— TO BE DONE —
Among the lines of these entries, how many hold the word "JSON"? State only the number.

═══ DATASET RECORDS

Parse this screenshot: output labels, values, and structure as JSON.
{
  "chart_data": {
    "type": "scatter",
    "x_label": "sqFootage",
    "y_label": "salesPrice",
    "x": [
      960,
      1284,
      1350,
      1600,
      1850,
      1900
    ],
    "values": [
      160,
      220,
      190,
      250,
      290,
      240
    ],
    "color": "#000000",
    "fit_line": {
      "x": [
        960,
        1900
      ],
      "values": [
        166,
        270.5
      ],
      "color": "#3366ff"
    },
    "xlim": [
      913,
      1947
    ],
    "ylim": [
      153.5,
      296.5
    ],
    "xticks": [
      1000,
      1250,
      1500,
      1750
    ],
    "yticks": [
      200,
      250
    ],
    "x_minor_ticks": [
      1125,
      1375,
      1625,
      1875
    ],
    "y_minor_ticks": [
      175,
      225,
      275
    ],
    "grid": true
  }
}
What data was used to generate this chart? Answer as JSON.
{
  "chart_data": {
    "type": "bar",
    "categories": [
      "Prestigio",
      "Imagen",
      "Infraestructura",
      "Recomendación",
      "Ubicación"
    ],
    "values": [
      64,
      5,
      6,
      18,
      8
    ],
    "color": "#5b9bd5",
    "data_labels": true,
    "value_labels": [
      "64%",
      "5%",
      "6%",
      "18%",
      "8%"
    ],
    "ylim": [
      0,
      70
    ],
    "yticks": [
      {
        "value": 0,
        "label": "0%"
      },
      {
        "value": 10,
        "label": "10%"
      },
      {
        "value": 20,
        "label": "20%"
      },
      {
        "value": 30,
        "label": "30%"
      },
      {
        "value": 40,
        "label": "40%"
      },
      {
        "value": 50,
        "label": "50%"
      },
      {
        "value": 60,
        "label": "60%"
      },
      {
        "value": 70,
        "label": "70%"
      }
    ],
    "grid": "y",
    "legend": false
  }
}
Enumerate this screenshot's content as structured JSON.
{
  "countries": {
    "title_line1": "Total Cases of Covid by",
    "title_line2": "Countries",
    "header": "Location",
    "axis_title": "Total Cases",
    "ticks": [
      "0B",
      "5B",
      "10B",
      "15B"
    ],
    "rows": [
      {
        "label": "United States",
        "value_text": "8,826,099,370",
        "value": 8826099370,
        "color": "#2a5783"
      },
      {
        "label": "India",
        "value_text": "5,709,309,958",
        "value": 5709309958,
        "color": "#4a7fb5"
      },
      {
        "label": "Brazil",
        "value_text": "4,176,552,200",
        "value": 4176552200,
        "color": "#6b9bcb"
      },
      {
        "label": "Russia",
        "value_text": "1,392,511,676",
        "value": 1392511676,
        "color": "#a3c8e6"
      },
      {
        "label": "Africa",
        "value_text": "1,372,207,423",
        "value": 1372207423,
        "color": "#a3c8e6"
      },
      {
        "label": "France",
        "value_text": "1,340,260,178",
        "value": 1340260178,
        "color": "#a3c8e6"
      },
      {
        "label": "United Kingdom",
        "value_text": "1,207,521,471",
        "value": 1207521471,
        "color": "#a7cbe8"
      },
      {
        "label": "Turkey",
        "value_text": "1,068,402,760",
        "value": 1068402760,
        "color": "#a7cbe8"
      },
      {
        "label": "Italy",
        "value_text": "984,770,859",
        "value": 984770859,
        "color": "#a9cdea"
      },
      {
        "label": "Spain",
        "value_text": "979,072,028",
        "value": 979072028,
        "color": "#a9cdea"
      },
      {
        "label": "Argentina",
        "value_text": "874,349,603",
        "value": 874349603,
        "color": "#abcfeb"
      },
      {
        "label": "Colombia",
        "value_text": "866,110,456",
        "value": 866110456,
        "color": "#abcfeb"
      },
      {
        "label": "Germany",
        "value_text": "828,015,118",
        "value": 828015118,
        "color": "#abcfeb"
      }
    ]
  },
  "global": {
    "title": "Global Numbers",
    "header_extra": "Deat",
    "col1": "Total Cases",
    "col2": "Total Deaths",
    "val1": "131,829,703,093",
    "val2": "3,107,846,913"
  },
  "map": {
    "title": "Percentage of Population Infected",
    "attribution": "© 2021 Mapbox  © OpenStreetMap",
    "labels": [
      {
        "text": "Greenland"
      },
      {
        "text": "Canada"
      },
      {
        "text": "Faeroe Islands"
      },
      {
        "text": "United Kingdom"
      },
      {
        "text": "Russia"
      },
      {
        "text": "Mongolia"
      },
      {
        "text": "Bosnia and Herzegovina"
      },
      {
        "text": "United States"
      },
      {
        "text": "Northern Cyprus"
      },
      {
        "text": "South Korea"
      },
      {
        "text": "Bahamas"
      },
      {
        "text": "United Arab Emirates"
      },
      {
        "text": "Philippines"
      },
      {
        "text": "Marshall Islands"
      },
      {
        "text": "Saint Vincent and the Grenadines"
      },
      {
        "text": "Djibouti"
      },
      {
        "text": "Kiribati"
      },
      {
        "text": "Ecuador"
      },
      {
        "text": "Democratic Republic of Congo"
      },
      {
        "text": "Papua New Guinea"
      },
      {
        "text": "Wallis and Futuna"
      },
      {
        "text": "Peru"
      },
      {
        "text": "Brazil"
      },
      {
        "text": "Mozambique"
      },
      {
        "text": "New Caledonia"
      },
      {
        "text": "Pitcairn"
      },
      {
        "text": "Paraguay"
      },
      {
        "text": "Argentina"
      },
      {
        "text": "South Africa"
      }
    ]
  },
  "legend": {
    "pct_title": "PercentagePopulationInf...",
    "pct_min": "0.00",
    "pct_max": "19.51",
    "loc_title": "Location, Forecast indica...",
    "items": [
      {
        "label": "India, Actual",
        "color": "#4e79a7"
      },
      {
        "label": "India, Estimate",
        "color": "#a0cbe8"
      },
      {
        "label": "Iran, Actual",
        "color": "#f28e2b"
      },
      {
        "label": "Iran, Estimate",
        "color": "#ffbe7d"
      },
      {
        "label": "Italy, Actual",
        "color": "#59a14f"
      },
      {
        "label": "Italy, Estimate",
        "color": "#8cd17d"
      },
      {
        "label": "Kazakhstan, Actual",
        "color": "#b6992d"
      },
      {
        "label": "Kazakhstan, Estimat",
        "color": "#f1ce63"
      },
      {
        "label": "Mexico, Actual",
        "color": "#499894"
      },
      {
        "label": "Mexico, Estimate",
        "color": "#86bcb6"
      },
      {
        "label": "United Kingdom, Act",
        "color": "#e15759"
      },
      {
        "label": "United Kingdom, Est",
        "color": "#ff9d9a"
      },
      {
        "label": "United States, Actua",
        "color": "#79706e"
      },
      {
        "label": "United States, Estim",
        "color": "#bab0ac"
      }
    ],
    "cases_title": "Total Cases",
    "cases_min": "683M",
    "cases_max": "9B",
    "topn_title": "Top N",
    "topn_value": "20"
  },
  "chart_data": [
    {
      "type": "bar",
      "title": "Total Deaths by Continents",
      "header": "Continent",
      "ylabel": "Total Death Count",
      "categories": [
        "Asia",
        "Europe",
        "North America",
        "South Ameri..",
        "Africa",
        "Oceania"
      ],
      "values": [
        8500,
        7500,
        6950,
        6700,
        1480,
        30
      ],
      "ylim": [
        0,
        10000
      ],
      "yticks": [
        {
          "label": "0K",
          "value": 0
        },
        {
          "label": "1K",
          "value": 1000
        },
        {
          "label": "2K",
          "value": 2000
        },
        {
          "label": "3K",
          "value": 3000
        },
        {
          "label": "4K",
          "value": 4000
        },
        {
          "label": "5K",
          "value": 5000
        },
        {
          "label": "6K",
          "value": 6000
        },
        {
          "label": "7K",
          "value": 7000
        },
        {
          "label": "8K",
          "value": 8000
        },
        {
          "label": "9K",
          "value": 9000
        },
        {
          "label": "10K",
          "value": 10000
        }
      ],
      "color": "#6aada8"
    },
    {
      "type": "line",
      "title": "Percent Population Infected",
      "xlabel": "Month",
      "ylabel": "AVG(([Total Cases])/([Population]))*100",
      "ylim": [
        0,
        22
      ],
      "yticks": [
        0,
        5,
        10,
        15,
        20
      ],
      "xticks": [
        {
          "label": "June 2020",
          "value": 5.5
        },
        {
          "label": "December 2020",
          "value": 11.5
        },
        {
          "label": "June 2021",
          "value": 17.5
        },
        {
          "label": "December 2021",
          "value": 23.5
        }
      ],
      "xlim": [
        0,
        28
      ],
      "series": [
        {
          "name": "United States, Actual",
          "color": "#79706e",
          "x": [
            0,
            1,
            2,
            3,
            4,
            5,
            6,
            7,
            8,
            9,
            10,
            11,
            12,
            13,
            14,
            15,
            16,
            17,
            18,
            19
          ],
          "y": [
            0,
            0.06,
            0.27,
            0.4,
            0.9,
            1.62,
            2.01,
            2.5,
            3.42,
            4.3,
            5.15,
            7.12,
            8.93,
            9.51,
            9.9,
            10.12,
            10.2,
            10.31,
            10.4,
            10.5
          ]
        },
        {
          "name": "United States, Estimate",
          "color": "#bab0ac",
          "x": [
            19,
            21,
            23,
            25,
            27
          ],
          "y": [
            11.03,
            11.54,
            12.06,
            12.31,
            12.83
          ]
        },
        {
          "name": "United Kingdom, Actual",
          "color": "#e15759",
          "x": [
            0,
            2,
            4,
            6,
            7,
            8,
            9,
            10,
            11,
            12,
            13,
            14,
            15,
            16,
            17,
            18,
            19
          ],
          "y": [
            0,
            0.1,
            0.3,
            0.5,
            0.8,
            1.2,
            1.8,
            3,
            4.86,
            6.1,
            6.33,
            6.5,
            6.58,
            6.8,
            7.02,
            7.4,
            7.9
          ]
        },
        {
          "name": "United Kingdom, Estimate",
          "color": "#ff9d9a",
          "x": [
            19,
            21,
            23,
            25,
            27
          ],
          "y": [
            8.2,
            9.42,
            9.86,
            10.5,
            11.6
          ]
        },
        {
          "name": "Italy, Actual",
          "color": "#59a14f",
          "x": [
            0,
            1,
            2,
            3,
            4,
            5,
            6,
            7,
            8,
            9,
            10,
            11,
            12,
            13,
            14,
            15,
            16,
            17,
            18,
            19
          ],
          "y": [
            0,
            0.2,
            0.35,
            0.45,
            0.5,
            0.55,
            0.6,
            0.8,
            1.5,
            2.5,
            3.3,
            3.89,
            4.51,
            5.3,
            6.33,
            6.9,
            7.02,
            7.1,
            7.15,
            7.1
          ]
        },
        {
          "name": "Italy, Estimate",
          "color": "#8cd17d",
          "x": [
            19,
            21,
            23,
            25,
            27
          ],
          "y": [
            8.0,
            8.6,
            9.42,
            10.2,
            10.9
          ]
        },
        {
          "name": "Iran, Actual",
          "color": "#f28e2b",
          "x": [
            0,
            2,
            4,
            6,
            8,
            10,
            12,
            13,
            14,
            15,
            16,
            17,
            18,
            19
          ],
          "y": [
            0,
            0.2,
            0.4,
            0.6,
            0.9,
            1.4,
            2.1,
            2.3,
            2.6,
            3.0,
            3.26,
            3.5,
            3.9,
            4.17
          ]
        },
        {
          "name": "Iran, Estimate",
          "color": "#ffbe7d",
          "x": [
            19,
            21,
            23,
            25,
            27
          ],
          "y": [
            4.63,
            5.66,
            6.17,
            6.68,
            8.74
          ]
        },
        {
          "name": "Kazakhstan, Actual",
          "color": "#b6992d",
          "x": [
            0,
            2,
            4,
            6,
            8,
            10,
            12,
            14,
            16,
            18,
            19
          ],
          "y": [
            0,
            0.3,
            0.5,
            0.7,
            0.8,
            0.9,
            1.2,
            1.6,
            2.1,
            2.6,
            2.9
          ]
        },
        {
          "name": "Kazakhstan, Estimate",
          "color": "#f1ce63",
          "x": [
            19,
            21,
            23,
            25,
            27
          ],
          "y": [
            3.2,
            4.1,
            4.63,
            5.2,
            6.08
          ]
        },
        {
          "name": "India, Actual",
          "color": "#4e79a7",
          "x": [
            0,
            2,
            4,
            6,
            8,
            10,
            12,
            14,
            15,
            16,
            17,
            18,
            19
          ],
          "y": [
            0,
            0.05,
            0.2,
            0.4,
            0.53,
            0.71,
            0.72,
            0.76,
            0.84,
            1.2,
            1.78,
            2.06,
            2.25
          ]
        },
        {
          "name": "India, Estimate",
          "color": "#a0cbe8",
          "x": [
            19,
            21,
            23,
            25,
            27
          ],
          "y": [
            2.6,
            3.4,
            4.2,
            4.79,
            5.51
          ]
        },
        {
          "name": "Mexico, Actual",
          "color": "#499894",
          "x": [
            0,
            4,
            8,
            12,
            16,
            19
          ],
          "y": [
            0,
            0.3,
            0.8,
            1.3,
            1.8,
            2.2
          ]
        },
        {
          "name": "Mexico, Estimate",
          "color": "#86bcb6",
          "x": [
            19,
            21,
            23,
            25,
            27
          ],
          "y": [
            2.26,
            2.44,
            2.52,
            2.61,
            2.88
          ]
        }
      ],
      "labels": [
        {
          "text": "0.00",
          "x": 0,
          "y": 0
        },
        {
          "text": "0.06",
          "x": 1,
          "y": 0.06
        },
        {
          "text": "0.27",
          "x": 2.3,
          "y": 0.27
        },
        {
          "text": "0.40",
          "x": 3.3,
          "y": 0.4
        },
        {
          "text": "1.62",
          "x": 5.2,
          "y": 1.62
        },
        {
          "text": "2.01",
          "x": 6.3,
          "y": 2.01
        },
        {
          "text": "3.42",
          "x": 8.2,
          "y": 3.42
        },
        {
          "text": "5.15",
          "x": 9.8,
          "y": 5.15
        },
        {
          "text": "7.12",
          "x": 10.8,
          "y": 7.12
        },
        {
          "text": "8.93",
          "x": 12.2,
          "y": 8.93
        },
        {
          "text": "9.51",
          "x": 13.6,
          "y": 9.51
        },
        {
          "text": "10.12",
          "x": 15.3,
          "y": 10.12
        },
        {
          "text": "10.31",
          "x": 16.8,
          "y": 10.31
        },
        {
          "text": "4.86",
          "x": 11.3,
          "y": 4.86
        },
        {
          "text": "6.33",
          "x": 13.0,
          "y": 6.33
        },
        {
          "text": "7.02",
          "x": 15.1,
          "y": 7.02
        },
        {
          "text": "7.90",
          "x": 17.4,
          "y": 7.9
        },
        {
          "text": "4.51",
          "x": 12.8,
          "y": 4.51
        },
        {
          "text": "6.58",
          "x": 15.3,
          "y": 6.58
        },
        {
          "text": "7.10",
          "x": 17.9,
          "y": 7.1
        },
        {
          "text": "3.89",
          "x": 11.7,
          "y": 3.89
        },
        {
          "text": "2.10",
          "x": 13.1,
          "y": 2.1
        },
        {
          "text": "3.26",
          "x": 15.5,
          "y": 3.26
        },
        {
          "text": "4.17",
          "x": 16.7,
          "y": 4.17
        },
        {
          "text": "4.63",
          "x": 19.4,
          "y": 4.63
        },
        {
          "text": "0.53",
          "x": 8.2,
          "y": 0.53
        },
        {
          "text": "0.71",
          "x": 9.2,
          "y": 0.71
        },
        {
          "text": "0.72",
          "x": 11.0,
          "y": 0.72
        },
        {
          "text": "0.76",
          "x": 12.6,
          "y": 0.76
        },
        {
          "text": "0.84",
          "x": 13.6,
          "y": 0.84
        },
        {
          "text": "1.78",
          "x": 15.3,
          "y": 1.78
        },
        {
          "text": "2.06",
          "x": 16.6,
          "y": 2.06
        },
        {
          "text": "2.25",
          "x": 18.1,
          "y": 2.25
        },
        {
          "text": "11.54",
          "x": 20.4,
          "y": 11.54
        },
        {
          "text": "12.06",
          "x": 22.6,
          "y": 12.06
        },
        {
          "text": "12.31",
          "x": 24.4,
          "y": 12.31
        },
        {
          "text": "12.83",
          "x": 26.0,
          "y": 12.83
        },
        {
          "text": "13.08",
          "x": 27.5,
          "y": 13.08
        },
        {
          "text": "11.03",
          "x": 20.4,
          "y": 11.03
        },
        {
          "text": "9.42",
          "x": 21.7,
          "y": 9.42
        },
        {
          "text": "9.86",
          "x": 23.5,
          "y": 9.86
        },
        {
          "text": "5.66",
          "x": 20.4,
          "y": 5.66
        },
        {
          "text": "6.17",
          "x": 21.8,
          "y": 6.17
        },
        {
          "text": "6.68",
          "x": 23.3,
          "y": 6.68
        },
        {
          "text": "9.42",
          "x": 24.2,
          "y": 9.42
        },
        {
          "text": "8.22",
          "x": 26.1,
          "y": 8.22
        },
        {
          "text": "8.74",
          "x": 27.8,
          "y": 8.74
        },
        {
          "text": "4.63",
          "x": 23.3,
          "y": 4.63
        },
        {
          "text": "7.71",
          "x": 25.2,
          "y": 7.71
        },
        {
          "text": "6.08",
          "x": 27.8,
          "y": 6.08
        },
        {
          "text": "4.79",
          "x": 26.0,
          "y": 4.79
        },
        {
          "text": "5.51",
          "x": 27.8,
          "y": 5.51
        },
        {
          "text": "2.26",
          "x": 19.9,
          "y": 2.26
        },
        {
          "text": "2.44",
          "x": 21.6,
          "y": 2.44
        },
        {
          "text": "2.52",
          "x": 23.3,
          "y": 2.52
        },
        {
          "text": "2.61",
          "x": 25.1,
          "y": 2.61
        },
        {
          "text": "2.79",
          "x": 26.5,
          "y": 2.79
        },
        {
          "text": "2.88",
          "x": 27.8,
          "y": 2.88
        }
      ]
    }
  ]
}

══════

— WRITTEN REPLY —
3